_RECORDS:_
-=-=-

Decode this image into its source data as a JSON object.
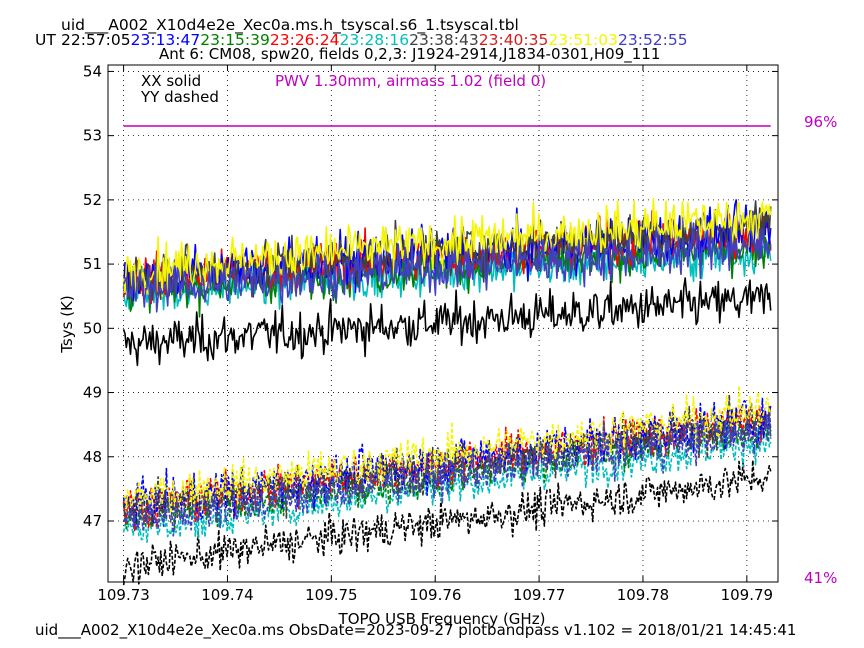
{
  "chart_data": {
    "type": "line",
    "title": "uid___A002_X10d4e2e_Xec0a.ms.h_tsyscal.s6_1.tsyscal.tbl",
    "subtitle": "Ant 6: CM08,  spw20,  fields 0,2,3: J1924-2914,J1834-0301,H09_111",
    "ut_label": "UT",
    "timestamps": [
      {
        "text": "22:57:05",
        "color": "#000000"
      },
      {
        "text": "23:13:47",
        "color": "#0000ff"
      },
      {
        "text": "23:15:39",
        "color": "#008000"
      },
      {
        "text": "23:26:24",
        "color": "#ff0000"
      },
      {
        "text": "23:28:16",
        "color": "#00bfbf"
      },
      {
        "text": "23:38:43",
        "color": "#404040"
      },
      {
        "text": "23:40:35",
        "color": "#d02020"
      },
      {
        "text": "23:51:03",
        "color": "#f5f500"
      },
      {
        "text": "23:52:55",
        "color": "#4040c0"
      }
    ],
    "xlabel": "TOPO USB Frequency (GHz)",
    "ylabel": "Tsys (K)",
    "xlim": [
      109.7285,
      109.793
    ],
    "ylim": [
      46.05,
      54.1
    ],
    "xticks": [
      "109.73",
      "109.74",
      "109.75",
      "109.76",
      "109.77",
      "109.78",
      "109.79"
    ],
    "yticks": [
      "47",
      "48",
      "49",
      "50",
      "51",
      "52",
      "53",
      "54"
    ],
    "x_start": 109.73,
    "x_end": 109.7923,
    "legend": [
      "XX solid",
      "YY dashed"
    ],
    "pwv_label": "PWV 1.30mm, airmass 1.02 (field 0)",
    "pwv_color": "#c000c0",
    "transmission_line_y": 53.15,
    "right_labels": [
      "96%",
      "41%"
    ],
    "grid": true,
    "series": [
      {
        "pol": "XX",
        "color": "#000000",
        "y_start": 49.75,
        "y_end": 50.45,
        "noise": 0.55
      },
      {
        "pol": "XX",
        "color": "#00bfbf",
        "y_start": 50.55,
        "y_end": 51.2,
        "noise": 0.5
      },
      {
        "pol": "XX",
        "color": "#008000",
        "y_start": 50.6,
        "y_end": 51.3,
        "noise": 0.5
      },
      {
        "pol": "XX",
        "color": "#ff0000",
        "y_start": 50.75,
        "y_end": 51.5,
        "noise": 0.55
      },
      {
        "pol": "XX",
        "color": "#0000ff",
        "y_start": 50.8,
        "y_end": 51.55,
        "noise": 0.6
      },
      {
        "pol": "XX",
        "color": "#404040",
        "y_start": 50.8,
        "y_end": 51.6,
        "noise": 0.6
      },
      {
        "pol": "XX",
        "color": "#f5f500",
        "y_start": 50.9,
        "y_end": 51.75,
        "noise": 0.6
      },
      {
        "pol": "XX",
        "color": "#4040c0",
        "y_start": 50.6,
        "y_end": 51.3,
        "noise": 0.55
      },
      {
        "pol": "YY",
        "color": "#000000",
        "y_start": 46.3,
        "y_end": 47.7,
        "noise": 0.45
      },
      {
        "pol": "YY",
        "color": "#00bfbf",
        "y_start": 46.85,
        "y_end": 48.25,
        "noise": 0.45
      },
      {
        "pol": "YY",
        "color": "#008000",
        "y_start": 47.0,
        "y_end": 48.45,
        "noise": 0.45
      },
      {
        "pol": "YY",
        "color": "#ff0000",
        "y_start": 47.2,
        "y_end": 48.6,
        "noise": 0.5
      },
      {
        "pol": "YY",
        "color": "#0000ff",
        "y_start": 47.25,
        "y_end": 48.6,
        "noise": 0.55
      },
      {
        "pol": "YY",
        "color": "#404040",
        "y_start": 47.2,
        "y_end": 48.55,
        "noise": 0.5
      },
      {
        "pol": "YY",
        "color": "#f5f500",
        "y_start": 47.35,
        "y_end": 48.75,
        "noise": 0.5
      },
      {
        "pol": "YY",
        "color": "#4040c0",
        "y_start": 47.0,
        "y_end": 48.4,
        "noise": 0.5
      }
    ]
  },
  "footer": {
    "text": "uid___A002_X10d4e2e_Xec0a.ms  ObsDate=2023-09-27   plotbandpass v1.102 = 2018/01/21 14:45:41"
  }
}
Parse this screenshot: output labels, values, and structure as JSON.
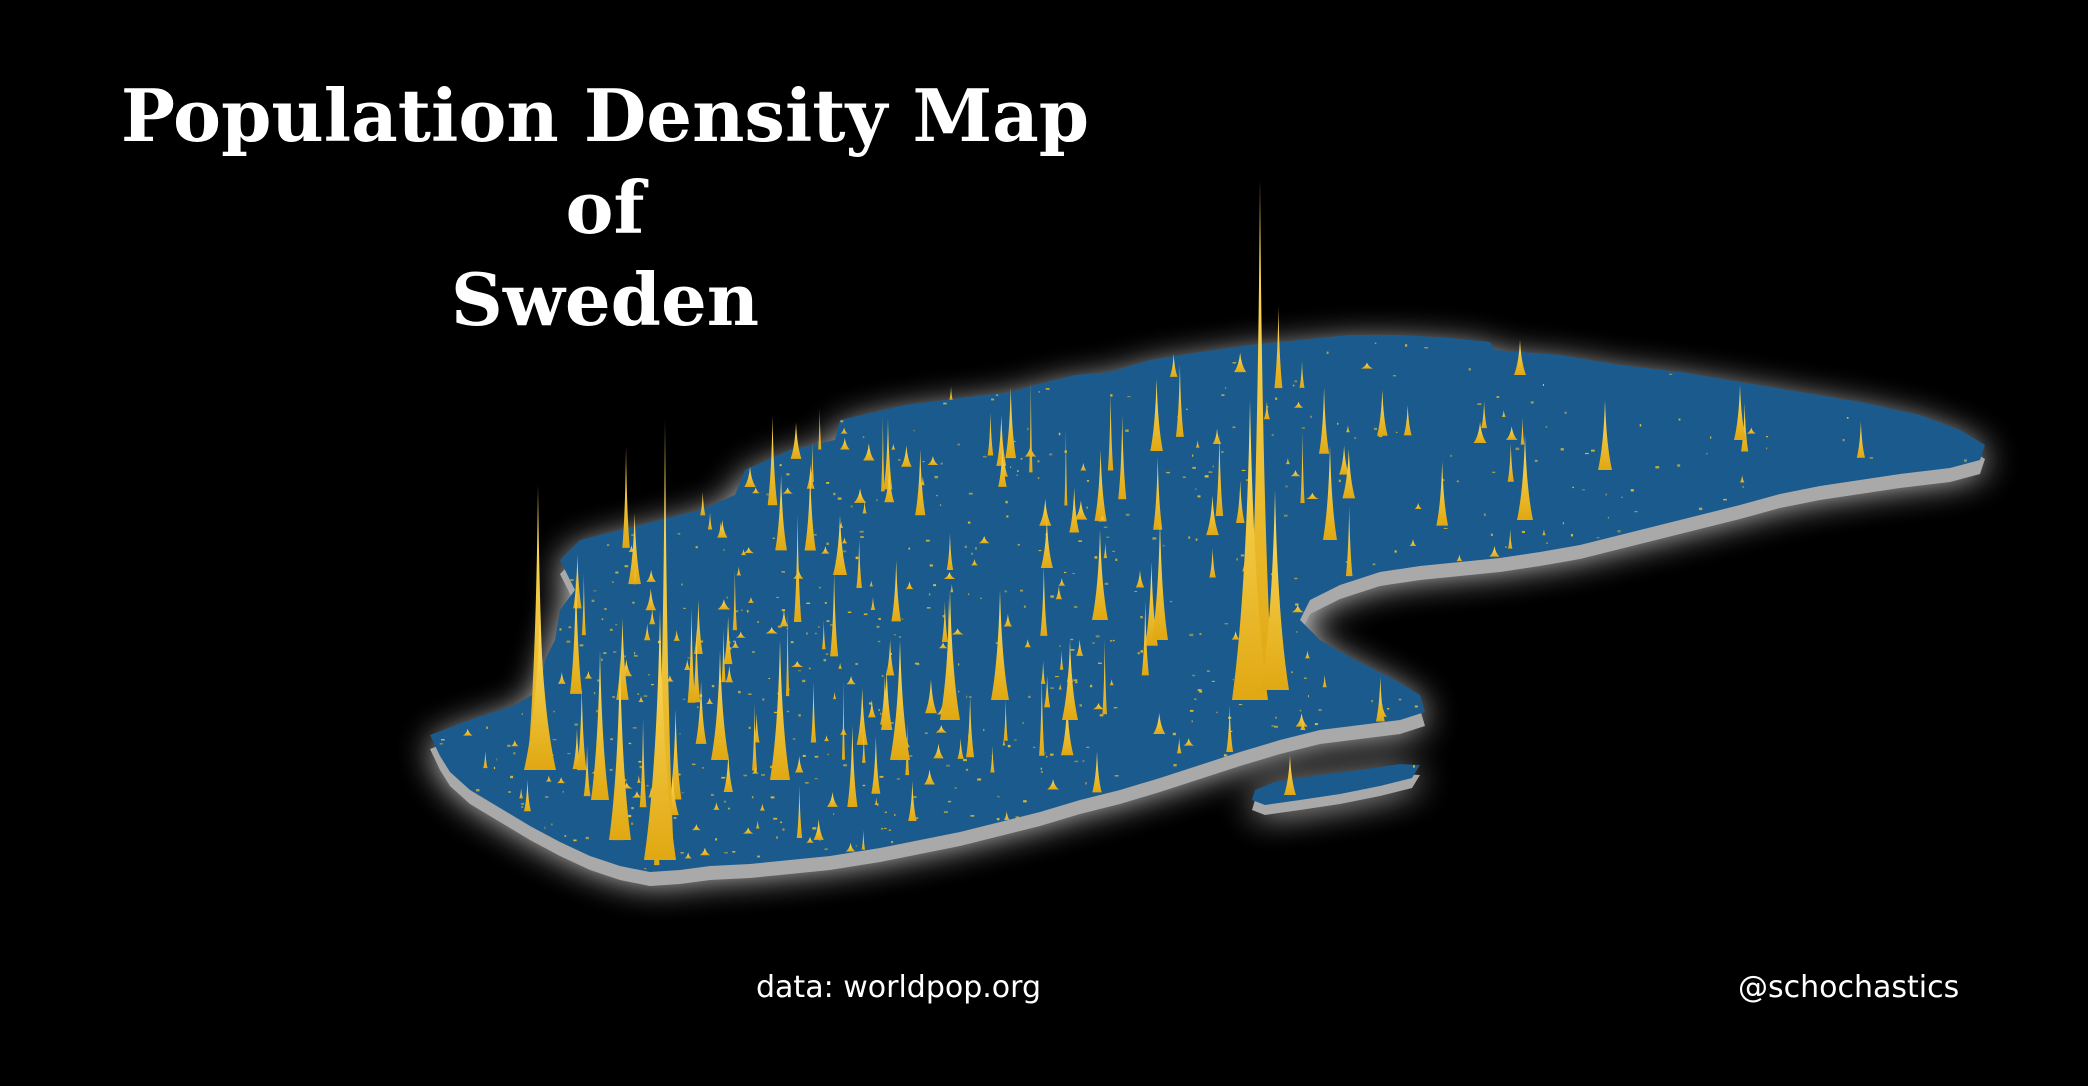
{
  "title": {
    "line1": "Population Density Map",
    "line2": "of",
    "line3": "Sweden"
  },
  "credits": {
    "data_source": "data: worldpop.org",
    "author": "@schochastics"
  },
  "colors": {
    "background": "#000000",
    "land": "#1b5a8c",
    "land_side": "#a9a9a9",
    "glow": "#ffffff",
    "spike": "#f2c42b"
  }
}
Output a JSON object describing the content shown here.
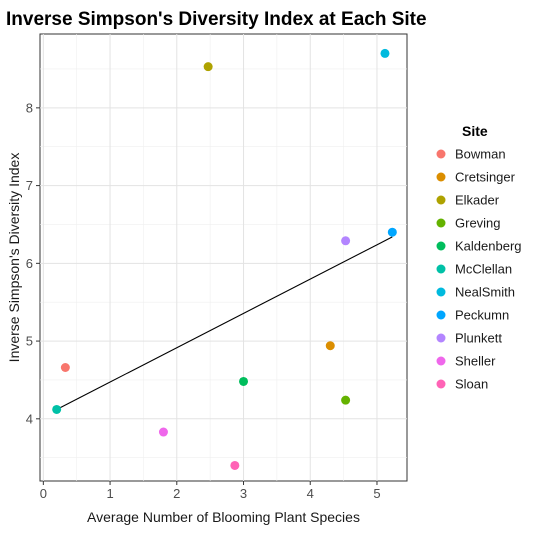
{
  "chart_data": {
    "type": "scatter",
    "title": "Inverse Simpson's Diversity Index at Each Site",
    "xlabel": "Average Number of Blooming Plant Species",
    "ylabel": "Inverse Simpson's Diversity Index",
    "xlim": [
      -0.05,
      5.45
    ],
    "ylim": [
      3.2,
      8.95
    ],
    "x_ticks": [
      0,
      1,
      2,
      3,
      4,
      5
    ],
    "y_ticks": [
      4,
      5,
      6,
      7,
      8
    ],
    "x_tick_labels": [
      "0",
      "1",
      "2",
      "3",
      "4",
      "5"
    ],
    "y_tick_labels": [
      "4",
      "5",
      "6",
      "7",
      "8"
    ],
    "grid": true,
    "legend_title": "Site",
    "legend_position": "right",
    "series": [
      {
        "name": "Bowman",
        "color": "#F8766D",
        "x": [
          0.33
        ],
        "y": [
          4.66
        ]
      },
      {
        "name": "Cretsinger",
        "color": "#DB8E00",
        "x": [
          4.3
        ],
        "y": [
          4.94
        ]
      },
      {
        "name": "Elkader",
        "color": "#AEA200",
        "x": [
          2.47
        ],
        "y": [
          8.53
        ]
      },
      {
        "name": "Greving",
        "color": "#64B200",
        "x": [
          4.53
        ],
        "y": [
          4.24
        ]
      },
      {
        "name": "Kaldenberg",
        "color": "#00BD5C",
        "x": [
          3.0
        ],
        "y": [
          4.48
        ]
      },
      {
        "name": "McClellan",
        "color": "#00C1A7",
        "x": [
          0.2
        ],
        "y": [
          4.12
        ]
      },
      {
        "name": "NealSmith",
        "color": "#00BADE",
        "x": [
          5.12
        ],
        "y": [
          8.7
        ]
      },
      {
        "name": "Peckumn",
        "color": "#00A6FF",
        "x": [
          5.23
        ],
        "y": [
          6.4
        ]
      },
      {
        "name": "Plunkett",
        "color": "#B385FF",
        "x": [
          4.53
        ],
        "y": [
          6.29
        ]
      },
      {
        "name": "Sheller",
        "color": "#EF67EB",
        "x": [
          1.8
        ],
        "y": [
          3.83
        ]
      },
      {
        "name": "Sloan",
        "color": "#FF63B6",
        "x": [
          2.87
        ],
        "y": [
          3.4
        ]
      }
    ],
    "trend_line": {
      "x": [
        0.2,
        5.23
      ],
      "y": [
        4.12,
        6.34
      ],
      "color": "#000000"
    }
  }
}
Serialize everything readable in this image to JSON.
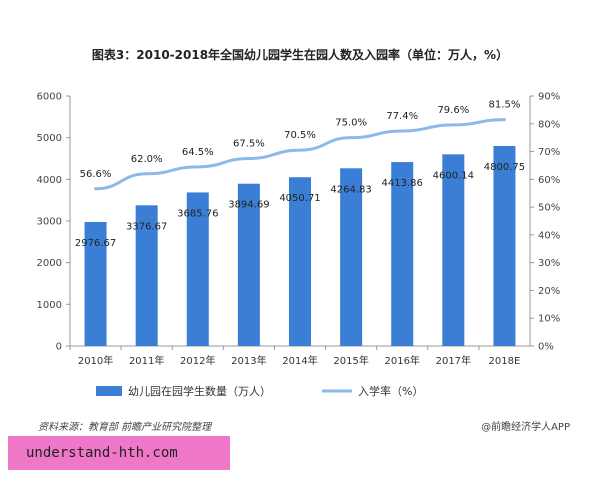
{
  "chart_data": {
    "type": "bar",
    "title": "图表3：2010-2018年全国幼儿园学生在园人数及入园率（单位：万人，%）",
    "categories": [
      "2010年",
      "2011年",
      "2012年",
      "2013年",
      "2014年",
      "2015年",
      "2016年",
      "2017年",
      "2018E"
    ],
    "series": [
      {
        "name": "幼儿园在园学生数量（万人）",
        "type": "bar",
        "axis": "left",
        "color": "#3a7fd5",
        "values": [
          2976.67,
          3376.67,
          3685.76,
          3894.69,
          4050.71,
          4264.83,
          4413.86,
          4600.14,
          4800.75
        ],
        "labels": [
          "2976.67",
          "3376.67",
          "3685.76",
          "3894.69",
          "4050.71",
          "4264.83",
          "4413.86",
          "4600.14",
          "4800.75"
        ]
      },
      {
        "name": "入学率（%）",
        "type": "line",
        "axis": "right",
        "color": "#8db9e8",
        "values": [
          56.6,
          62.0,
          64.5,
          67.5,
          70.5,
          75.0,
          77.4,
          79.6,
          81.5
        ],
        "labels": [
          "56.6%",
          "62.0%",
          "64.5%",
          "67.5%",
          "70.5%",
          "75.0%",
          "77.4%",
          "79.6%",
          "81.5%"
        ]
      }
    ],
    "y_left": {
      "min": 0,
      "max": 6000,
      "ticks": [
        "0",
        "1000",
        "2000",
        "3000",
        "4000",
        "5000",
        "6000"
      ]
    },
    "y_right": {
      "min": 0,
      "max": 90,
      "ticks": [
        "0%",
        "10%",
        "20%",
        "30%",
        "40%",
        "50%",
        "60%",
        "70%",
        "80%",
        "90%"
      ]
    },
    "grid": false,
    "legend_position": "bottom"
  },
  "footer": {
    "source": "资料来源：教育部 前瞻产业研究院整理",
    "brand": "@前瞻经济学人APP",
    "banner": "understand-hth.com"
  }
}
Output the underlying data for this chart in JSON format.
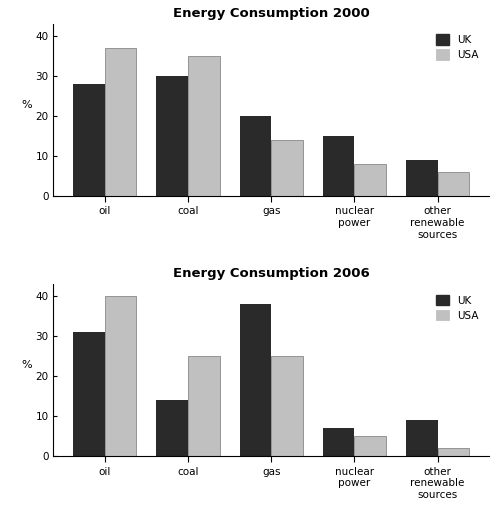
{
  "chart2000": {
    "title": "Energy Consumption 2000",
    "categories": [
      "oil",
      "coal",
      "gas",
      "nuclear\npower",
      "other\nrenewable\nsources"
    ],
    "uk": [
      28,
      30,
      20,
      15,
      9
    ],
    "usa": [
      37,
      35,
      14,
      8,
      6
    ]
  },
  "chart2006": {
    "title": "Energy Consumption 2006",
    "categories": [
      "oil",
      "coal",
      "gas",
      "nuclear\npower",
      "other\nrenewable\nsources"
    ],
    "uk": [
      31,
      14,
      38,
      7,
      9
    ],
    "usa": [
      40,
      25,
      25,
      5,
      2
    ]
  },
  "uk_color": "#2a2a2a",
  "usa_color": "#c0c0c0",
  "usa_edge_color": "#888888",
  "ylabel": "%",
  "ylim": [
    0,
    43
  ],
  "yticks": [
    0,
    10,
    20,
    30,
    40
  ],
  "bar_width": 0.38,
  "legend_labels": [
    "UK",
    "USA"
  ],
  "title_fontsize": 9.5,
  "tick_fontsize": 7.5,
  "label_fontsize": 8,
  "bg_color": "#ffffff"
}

-=-=-

_SET PROBLEM:_ Gather every line containing the word "Site" and copy it.

_EXERCISE OUTPUT:_
    "title": "Inverse Simpson's Diversity Index at Each Site",
    "legend_title": "Site",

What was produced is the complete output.